> **Prompt**
Quote the records beneath, complete and exact. Leave out images.

begin

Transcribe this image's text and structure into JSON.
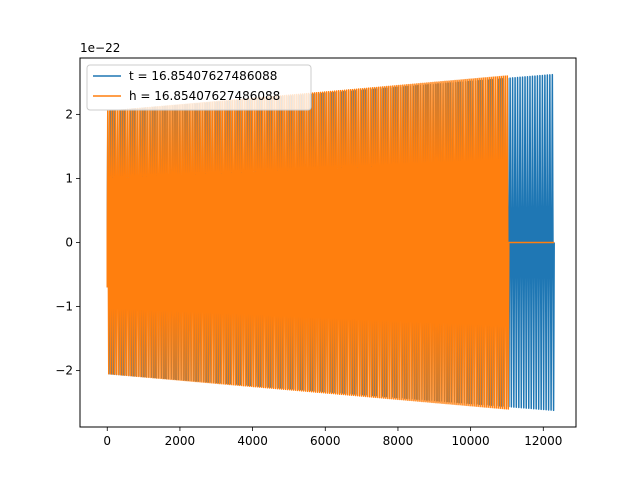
{
  "chart_data": {
    "type": "line",
    "title": "",
    "xlabel": "",
    "ylabel": "",
    "y_offset_label": "1e−22",
    "xlim": [
      -750,
      12900
    ],
    "ylim": [
      -2.88,
      2.88
    ],
    "x_ticks": [
      0,
      2000,
      4000,
      6000,
      8000,
      10000,
      12000
    ],
    "x_tick_labels": [
      "0",
      "2000",
      "4000",
      "6000",
      "8000",
      "10000",
      "12000"
    ],
    "y_ticks": [
      -2,
      -1,
      0,
      1,
      2
    ],
    "y_tick_labels": [
      "−2",
      "−1",
      "0",
      "1",
      "2"
    ],
    "grid": false,
    "legend_position": "top-left",
    "series": [
      {
        "name": "t = 16.85407627486088",
        "color": "#1f77b4",
        "x_range": [
          0,
          12300
        ],
        "cycle_count": 180,
        "amplitude_start": 2.05,
        "amplitude_end": 2.62,
        "trailing_zero_from": null
      },
      {
        "name": "h = 16.85407627486088",
        "color": "#ff7f0e",
        "x_range": [
          0,
          12300
        ],
        "cycle_count": 200,
        "amplitude_start": 2.05,
        "amplitude_end": 2.6,
        "trailing_zero_from": 11050
      }
    ]
  }
}
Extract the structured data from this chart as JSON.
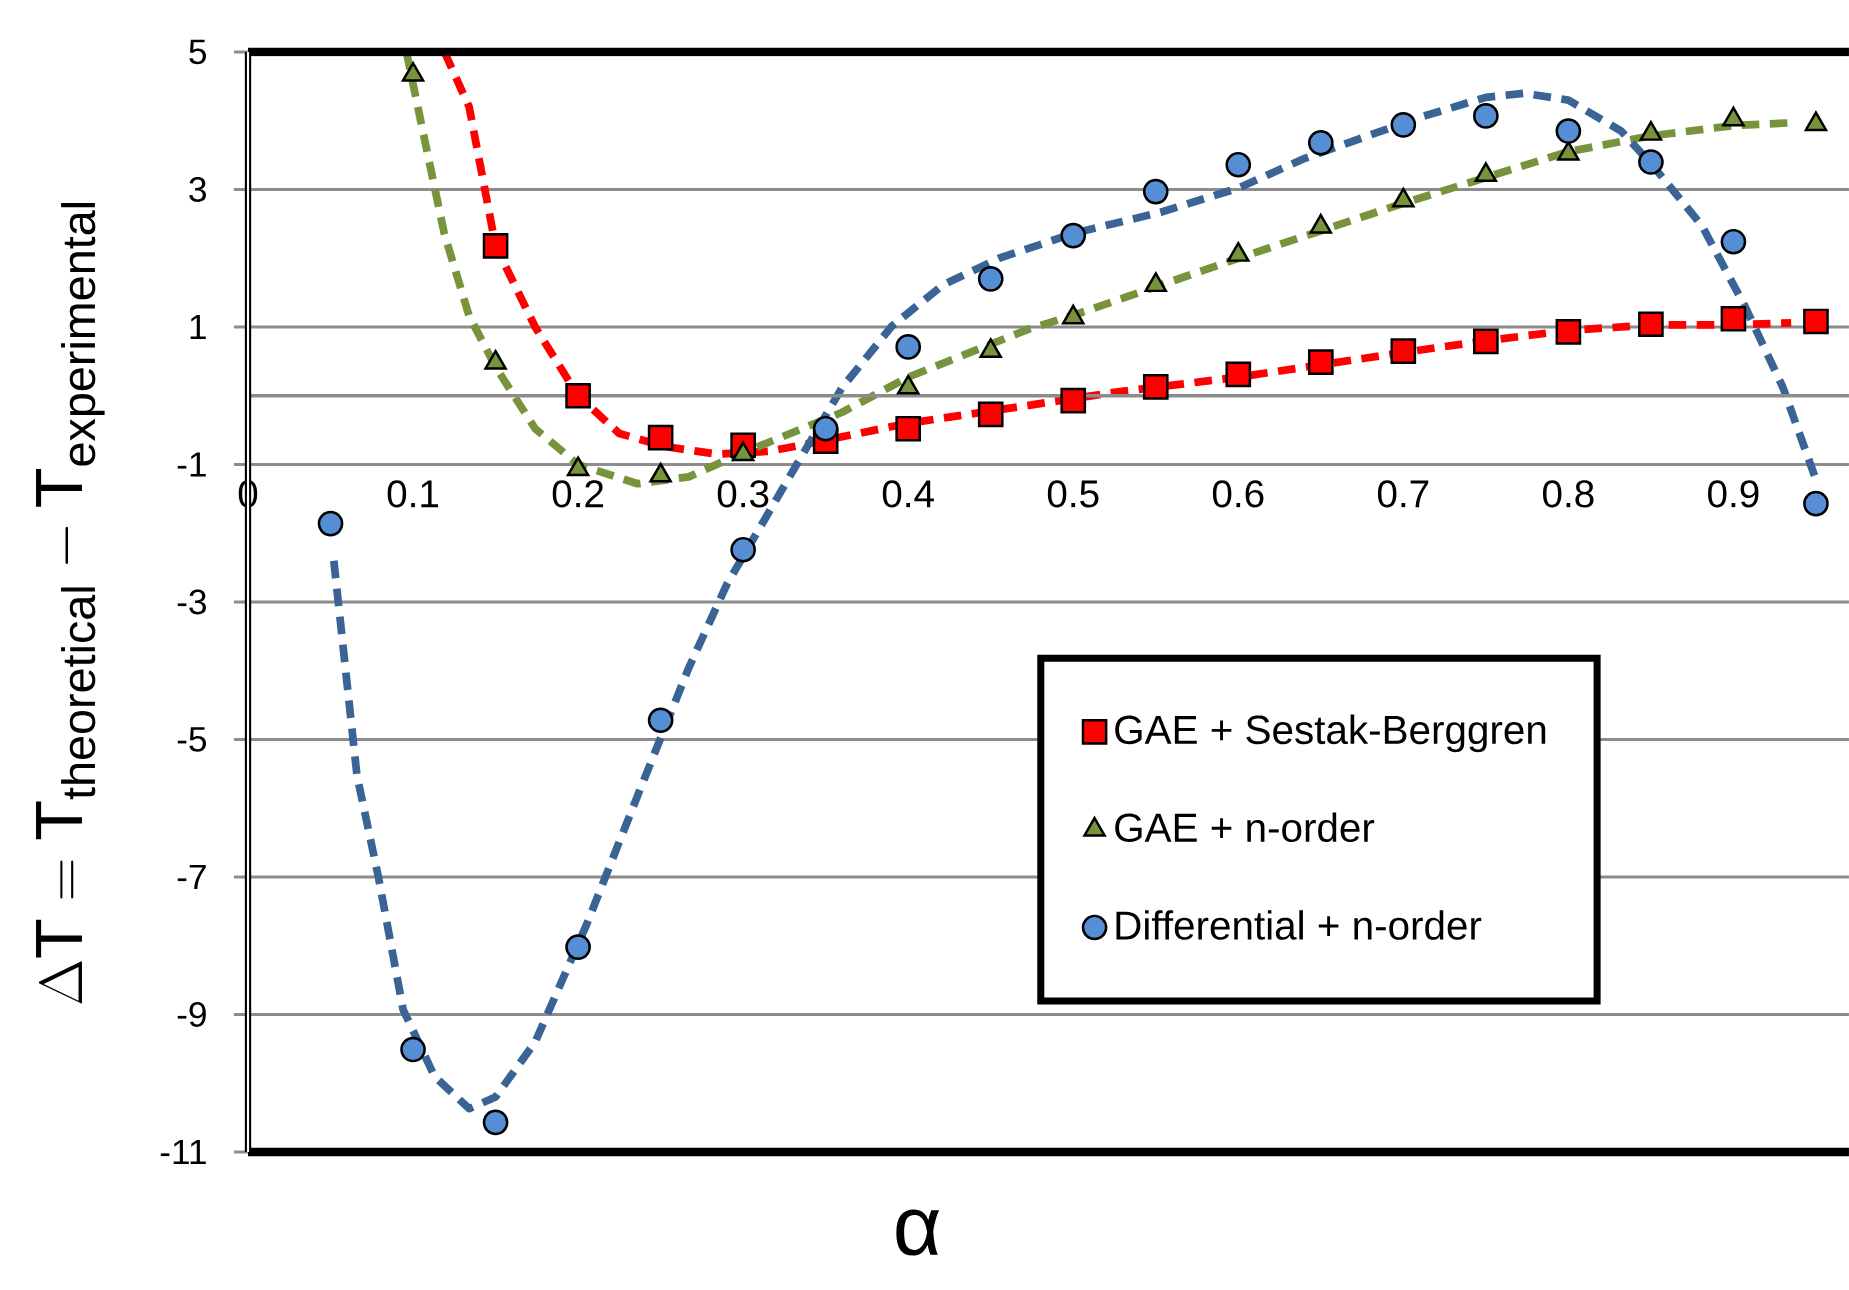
{
  "chart_data": {
    "type": "scatter",
    "xlabel": "α",
    "ylabel": "\\Delta \\mathrm{T} = \\mathrm{T}_{\\mathrm{theoretical}} - \\mathrm{T}_{\\mathrm{experimental}}",
    "xlim": [
      0,
      0.97
    ],
    "ylim": [
      -11,
      5
    ],
    "xticks": [
      0,
      0.1,
      0.2,
      0.3,
      0.4,
      0.5,
      0.6,
      0.7,
      0.8,
      0.9
    ],
    "yticks": [
      -11,
      -9,
      -7,
      -5,
      -3,
      -1,
      1,
      3,
      5
    ],
    "grid": "y",
    "legend": "bottom right",
    "x": [
      0.05,
      0.1,
      0.15,
      0.2,
      0.25,
      0.3,
      0.35,
      0.4,
      0.45,
      0.5,
      0.55,
      0.6,
      0.65,
      0.7,
      0.75,
      0.8,
      0.85,
      0.9,
      0.95
    ],
    "series": [
      {
        "name": "GAE + Sestak-Berggren",
        "marker": "square",
        "color": "#ff0000",
        "values": [
          null,
          null,
          2.18,
          0.0,
          -0.61,
          -0.72,
          -0.66,
          -0.48,
          -0.27,
          -0.07,
          0.13,
          0.31,
          0.49,
          0.65,
          0.79,
          0.93,
          1.04,
          1.12,
          1.08
        ]
      },
      {
        "name": "GAE + n-order",
        "marker": "triangle",
        "color": "#77933c",
        "values": [
          null,
          4.67,
          0.48,
          -1.07,
          -1.16,
          -0.85,
          null,
          0.12,
          0.65,
          1.14,
          1.61,
          2.05,
          2.46,
          2.84,
          3.21,
          3.52,
          3.81,
          4.02,
          3.95
        ]
      },
      {
        "name": "Differential + n-order",
        "marker": "circle",
        "color": "#558ed5",
        "values": [
          -1.86,
          -9.51,
          -10.57,
          -8.02,
          -4.72,
          -2.24,
          -0.48,
          0.71,
          1.7,
          2.33,
          2.97,
          3.36,
          3.68,
          3.94,
          4.07,
          3.85,
          3.4,
          2.24,
          -1.57
        ]
      },
      {
        "type": "line",
        "marker": "none",
        "line_style": "dashed",
        "color": "#ff0000",
        "x": [
          0.119,
          0.134,
          0.15,
          0.174,
          0.2,
          0.225,
          0.253,
          0.284,
          0.315,
          0.335,
          0.4,
          0.473,
          0.525,
          0.6,
          0.7,
          0.75,
          0.8,
          0.85,
          0.9,
          0.935
        ],
        "values": [
          5.0,
          4.2,
          2.18,
          1.0,
          0.0,
          -0.55,
          -0.74,
          -0.85,
          -0.81,
          -0.72,
          -0.4,
          -0.14,
          0.05,
          0.27,
          0.63,
          0.8,
          0.95,
          1.03,
          1.03,
          1.06
        ]
      },
      {
        "type": "line",
        "marker": "none",
        "line_style": "dashed",
        "color": "#77933c",
        "x": [
          0.096,
          0.106,
          0.119,
          0.134,
          0.15,
          0.174,
          0.2,
          0.236,
          0.267,
          0.298,
          0.36,
          0.4,
          0.473,
          0.5,
          0.6,
          0.7,
          0.8,
          0.85,
          0.9,
          0.935
        ],
        "values": [
          5.0,
          3.84,
          2.35,
          1.16,
          0.42,
          -0.48,
          -1.0,
          -1.28,
          -1.18,
          -0.85,
          -0.24,
          0.27,
          0.97,
          1.17,
          2.0,
          2.8,
          3.55,
          3.78,
          3.93,
          3.97
        ]
      },
      {
        "type": "line",
        "marker": "none",
        "line_style": "dashed",
        "color": "#3a6496",
        "x": [
          0.052,
          0.066,
          0.079,
          0.094,
          0.113,
          0.134,
          0.15,
          0.174,
          0.205,
          0.236,
          0.267,
          0.29,
          0.329,
          0.36,
          0.39,
          0.421,
          0.455,
          0.5,
          0.553,
          0.6,
          0.64,
          0.71,
          0.75,
          0.773,
          0.8,
          0.832,
          0.85,
          0.881,
          0.907,
          0.93,
          0.95
        ],
        "values": [
          -2.4,
          -5.52,
          -7.0,
          -8.93,
          -9.9,
          -10.37,
          -10.2,
          -9.4,
          -7.7,
          -5.82,
          -3.96,
          -2.75,
          -1.14,
          0.12,
          1.01,
          1.61,
          2.0,
          2.36,
          2.67,
          3.02,
          3.45,
          4.05,
          4.34,
          4.4,
          4.3,
          3.85,
          3.38,
          2.47,
          1.3,
          0.12,
          -1.22
        ]
      }
    ]
  }
}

end

> **Result**
Transcribe this image's text and structure into JSON.
{
  "chart_data": {
    "type": "line",
    "title": "",
    "xlabel": "",
    "ylabel": "",
    "y_offset_label": "1e−22",
    "xlim": [
      -750,
      12900
    ],
    "ylim": [
      -2.88,
      2.88
    ],
    "x_ticks": [
      0,
      2000,
      4000,
      6000,
      8000,
      10000,
      12000
    ],
    "x_tick_labels": [
      "0",
      "2000",
      "4000",
      "6000",
      "8000",
      "10000",
      "12000"
    ],
    "y_ticks": [
      -2,
      -1,
      0,
      1,
      2
    ],
    "y_tick_labels": [
      "−2",
      "−1",
      "0",
      "1",
      "2"
    ],
    "grid": false,
    "legend_position": "top-left",
    "series": [
      {
        "name": "t = 16.85407627486088",
        "color": "#1f77b4",
        "x_range": [
          0,
          12300
        ],
        "cycle_count": 180,
        "amplitude_start": 2.05,
        "amplitude_end": 2.62,
        "trailing_zero_from": null
      },
      {
        "name": "h = 16.85407627486088",
        "color": "#ff7f0e",
        "x_range": [
          0,
          12300
        ],
        "cycle_count": 200,
        "amplitude_start": 2.05,
        "amplitude_end": 2.6,
        "trailing_zero_from": 11050
      }
    ]
  }
}
Extract the structured data from this chart as JSON.
{
  "chart_data": {
    "type": "scatter",
    "xlabel": "α",
    "ylabel": "\\Delta \\mathrm{T} = \\mathrm{T}_{\\mathrm{theoretical}} - \\mathrm{T}_{\\mathrm{experimental}}",
    "xlim": [
      0,
      0.97
    ],
    "ylim": [
      -11,
      5
    ],
    "xticks": [
      0,
      0.1,
      0.2,
      0.3,
      0.4,
      0.5,
      0.6,
      0.7,
      0.8,
      0.9
    ],
    "yticks": [
      -11,
      -9,
      -7,
      -5,
      -3,
      -1,
      1,
      3,
      5
    ],
    "grid": "y",
    "legend": "bottom right",
    "x": [
      0.05,
      0.1,
      0.15,
      0.2,
      0.25,
      0.3,
      0.35,
      0.4,
      0.45,
      0.5,
      0.55,
      0.6,
      0.65,
      0.7,
      0.75,
      0.8,
      0.85,
      0.9,
      0.95
    ],
    "series": [
      {
        "name": "GAE + Sestak-Berggren",
        "marker": "square",
        "color": "#ff0000",
        "values": [
          null,
          null,
          2.18,
          0.0,
          -0.61,
          -0.72,
          -0.66,
          -0.48,
          -0.27,
          -0.07,
          0.13,
          0.31,
          0.49,
          0.65,
          0.79,
          0.93,
          1.04,
          1.12,
          1.08
        ]
      },
      {
        "name": "GAE + n-order",
        "marker": "triangle",
        "color": "#77933c",
        "values": [
          null,
          4.67,
          0.48,
          -1.07,
          -1.16,
          -0.85,
          null,
          0.12,
          0.65,
          1.14,
          1.61,
          2.05,
          2.46,
          2.84,
          3.21,
          3.52,
          3.81,
          4.02,
          3.95
        ]
      },
      {
        "name": "Differential + n-order",
        "marker": "circle",
        "color": "#558ed5",
        "values": [
          -1.86,
          -9.51,
          -10.57,
          -8.02,
          -4.72,
          -2.24,
          -0.48,
          0.71,
          1.7,
          2.33,
          2.97,
          3.36,
          3.68,
          3.94,
          4.07,
          3.85,
          3.4,
          2.24,
          -1.57
        ]
      },
      {
        "type": "line",
        "marker": "none",
        "line_style": "dashed",
        "color": "#ff0000",
        "x": [
          0.119,
          0.134,
          0.15,
          0.174,
          0.2,
          0.225,
          0.253,
          0.284,
          0.315,
          0.335,
          0.4,
          0.473,
          0.525,
          0.6,
          0.7,
          0.75,
          0.8,
          0.85,
          0.9,
          0.935
        ],
        "values": [
          5.0,
          4.2,
          2.18,
          1.0,
          0.0,
          -0.55,
          -0.74,
          -0.85,
          -0.81,
          -0.72,
          -0.4,
          -0.14,
          0.05,
          0.27,
          0.63,
          0.8,
          0.95,
          1.03,
          1.03,
          1.06
        ]
      },
      {
        "type": "line",
        "marker": "none",
        "line_style": "dashed",
        "color": "#77933c",
        "x": [
          0.096,
          0.106,
          0.119,
          0.134,
          0.15,
          0.174,
          0.2,
          0.236,
          0.267,
          0.298,
          0.36,
          0.4,
          0.473,
          0.5,
          0.6,
          0.7,
          0.8,
          0.85,
          0.9,
          0.935
        ],
        "values": [
          5.0,
          3.84,
          2.35,
          1.16,
          0.42,
          -0.48,
          -1.0,
          -1.28,
          -1.18,
          -0.85,
          -0.24,
          0.27,
          0.97,
          1.17,
          2.0,
          2.8,
          3.55,
          3.78,
          3.93,
          3.97
        ]
      },
      {
        "type": "line",
        "marker": "none",
        "line_style": "dashed",
        "color": "#3a6496",
        "x": [
          0.052,
          0.066,
          0.079,
          0.094,
          0.113,
          0.134,
          0.15,
          0.174,
          0.205,
          0.236,
          0.267,
          0.29,
          0.329,
          0.36,
          0.39,
          0.421,
          0.455,
          0.5,
          0.553,
          0.6,
          0.64,
          0.71,
          0.75,
          0.773,
          0.8,
          0.832,
          0.85,
          0.881,
          0.907,
          0.93,
          0.95
        ],
        "values": [
          -2.4,
          -5.52,
          -7.0,
          -8.93,
          -9.9,
          -10.37,
          -10.2,
          -9.4,
          -7.7,
          -5.82,
          -3.96,
          -2.75,
          -1.14,
          0.12,
          1.01,
          1.61,
          2.0,
          2.36,
          2.67,
          3.02,
          3.45,
          4.05,
          4.34,
          4.4,
          4.3,
          3.85,
          3.38,
          2.47,
          1.3,
          0.12,
          -1.22
        ]
      }
    ]
  }
}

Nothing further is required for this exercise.